# Aim:
Collect every line in the records below that contains the word "برای".

# Supplied material:
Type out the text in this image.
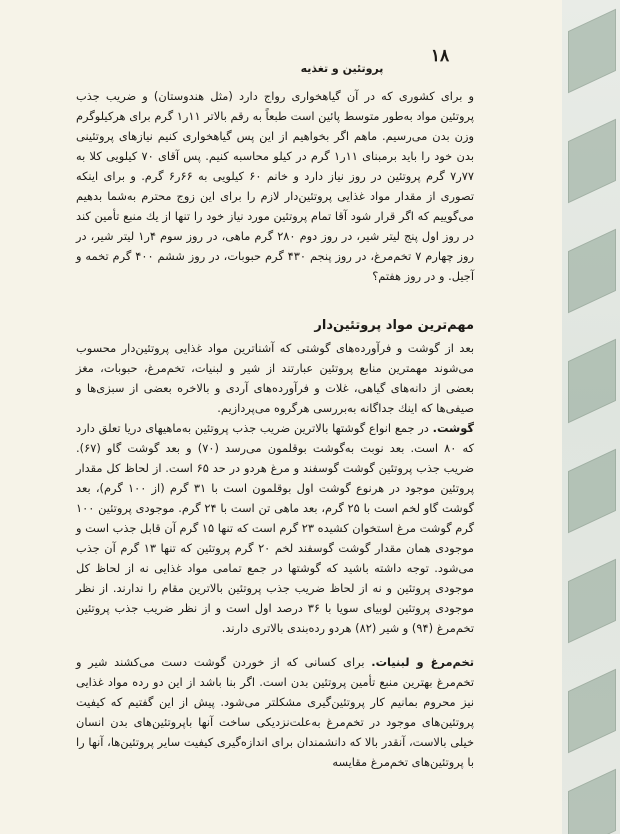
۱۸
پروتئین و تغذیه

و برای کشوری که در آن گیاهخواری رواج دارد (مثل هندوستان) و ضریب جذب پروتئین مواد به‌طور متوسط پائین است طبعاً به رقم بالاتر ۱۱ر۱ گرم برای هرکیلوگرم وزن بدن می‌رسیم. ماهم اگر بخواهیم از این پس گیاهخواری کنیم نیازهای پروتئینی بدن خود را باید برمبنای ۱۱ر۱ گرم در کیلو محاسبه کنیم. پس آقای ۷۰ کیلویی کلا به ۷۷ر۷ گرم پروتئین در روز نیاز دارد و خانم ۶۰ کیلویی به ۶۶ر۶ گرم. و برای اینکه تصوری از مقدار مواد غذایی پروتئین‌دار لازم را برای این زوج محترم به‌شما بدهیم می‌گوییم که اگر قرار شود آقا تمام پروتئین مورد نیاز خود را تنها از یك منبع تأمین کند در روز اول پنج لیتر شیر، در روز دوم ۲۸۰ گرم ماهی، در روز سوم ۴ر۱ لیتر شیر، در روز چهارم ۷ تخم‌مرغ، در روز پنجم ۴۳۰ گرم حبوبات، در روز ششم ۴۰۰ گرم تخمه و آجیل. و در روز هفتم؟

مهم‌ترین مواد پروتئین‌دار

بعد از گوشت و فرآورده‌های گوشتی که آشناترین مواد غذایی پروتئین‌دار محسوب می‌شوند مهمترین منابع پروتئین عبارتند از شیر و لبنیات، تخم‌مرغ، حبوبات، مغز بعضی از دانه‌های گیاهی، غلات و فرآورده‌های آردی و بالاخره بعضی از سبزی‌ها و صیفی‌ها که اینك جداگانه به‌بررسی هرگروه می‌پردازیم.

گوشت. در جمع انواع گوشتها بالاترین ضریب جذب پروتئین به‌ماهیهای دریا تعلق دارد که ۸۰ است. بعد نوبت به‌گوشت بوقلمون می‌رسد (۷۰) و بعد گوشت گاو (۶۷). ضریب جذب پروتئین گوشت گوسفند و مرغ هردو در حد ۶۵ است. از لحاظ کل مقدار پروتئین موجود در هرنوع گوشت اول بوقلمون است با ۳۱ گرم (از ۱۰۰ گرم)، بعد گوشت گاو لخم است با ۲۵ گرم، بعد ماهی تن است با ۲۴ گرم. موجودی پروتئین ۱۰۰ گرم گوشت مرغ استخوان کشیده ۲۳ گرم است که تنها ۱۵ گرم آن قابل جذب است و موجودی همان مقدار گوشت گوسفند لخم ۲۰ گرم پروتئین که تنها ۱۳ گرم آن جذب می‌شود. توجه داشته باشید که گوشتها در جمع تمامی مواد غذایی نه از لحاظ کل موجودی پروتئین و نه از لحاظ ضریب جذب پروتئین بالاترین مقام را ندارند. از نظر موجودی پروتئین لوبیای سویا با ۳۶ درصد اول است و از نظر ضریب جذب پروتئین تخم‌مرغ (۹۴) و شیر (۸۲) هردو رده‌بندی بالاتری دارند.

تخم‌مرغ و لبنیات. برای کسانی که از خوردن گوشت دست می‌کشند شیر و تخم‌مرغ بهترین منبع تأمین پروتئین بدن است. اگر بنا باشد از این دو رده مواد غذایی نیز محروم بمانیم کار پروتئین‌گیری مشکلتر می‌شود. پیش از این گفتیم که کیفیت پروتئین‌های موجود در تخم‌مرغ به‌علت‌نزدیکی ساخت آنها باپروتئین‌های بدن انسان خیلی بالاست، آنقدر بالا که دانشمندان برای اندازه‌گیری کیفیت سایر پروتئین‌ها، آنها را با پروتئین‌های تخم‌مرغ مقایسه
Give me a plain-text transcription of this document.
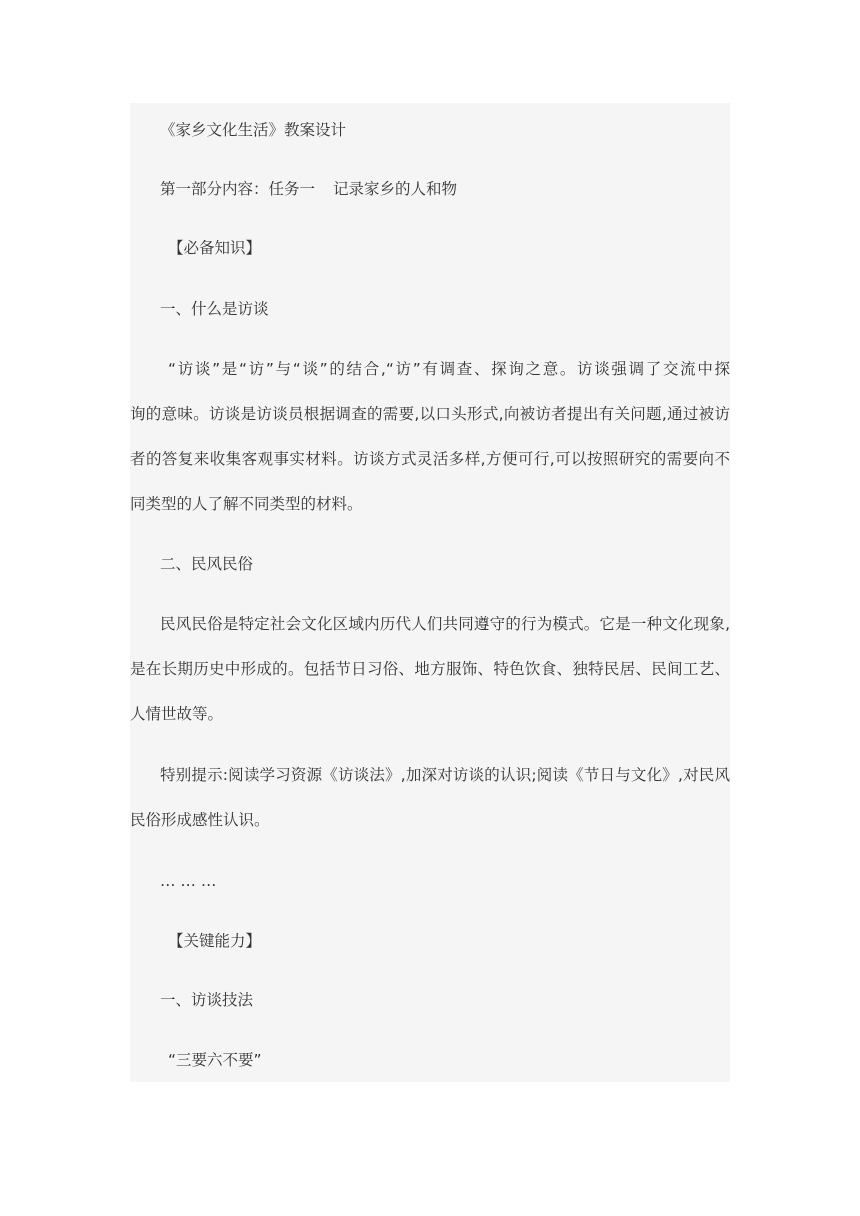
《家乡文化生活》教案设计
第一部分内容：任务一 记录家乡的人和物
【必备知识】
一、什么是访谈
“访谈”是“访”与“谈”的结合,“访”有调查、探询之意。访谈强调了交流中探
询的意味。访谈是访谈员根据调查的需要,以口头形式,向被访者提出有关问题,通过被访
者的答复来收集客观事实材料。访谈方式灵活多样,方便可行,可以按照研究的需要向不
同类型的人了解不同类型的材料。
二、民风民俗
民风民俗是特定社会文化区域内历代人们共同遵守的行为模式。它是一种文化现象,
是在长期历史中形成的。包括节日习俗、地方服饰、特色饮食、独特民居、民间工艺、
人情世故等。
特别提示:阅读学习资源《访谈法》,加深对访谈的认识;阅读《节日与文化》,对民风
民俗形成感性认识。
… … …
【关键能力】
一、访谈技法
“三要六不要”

==

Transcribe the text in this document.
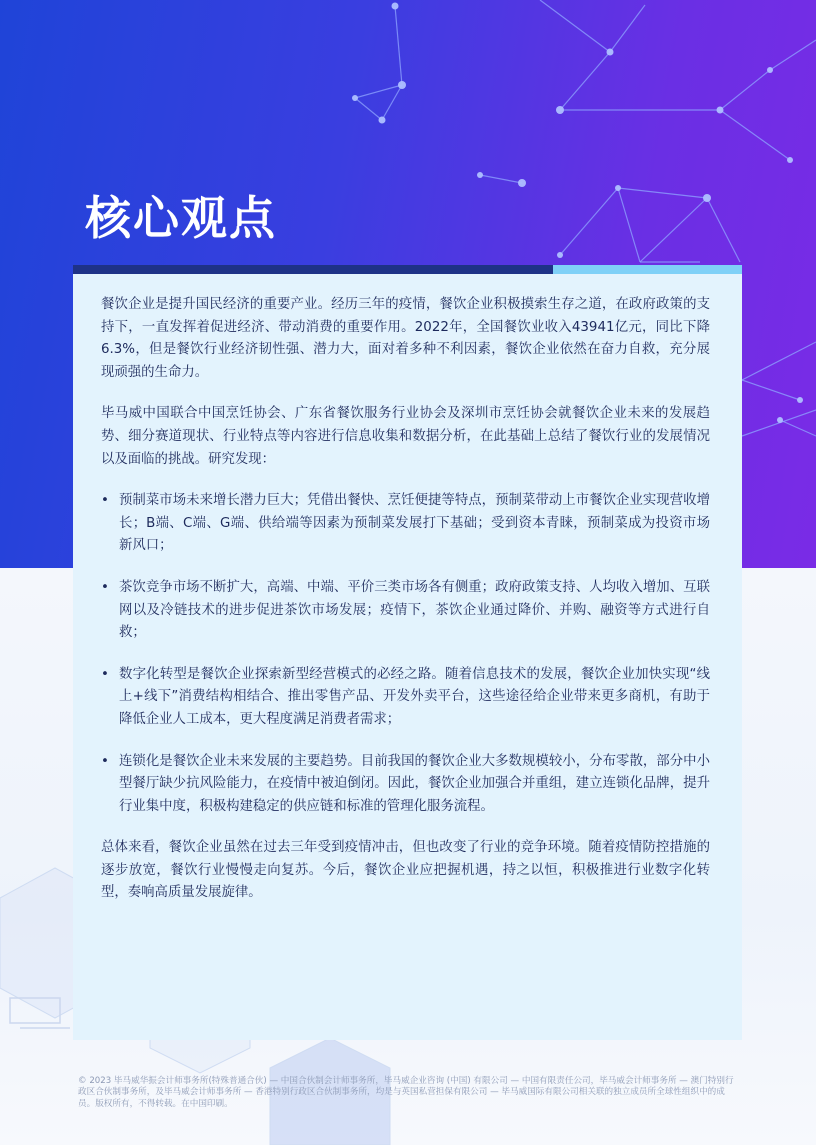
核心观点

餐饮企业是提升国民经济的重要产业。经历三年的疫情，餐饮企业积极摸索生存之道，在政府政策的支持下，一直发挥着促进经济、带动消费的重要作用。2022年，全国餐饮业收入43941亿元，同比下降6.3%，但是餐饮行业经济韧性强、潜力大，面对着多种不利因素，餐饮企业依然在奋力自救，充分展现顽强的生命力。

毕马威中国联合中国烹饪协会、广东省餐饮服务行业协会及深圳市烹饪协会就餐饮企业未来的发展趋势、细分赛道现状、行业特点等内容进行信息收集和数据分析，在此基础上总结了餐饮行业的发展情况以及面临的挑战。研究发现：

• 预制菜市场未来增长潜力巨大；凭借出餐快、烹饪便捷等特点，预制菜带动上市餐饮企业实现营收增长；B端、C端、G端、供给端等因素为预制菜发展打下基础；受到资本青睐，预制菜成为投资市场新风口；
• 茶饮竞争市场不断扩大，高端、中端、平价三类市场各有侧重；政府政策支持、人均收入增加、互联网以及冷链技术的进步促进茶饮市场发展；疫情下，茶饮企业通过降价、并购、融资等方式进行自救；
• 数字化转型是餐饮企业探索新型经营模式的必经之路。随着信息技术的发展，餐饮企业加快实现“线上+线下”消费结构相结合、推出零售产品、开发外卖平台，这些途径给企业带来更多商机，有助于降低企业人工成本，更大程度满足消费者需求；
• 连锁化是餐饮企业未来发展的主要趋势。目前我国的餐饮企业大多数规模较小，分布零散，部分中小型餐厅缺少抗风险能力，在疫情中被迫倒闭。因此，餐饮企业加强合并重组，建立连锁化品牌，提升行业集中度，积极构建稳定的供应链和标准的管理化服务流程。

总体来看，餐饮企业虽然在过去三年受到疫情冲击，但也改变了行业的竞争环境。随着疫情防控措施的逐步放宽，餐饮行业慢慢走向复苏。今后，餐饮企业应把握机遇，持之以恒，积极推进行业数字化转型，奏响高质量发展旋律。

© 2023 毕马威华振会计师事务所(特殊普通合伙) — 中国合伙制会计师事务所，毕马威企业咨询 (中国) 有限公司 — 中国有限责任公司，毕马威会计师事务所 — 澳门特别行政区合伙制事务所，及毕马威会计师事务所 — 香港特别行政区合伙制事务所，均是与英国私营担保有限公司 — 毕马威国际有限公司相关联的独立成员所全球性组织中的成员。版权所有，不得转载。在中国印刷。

# Task result:
و برای کشوری که در آن گیاهخواری رواج دارد (مثل هندوستان) و ضریب جذب پروتئین مواد به‌طور متوسط پائین است طبعاً به رقم بالاتر ۱۱ر۱ گرم برای هرکیلوگرم وزن بدن می‌رسیم. ماهم اگر بخواهیم از این پس گیاهخواری کنیم نیازهای پروتئینی بدن خود را باید برمبنای ۱۱ر۱ گرم در کیلو محاسبه کنیم. پس آقای ۷۰ کیلویی کلا به ۷۷ر۷ گرم پروتئین در روز نیاز دارد و خانم ۶۰ کیلویی به ۶۶ر۶ گرم. و برای اینکه تصوری از مقدار مواد غذایی پروتئین‌دار لازم را برای این زوج محترم به‌شما بدهیم می‌گوییم که اگر قرار شود آقا تمام پروتئین مورد نیاز خود را تنها از یك منبع تأمین کند در روز اول پنج لیتر شیر، در روز دوم ۲۸۰ گرم ماهی، در روز سوم ۴ر۱ لیتر شیر، در روز چهارم ۷ تخم‌مرغ، در روز پنجم ۴۳۰ گرم حبوبات، در روز ششم ۴۰۰ گرم تخمه و آجیل. و در روز هفتم؟
تخم‌مرغ و لبنیات. برای کسانی که از خوردن گوشت دست می‌کشند شیر و تخم‌مرغ بهترین منبع تأمین پروتئین بدن است. اگر بنا باشد از این دو رده مواد غذایی نیز محروم بمانیم کار پروتئین‌گیری مشکلتر می‌شود. پیش از این گفتیم که کیفیت پروتئین‌های موجود در تخم‌مرغ به‌علت‌نزدیکی ساخت آنها باپروتئین‌های بدن انسان خیلی بالاست، آنقدر بالا که دانشمندان برای اندازه‌گیری کیفیت سایر پروتئین‌ها، آنها را با پروتئین‌های تخم‌مرغ مقایسه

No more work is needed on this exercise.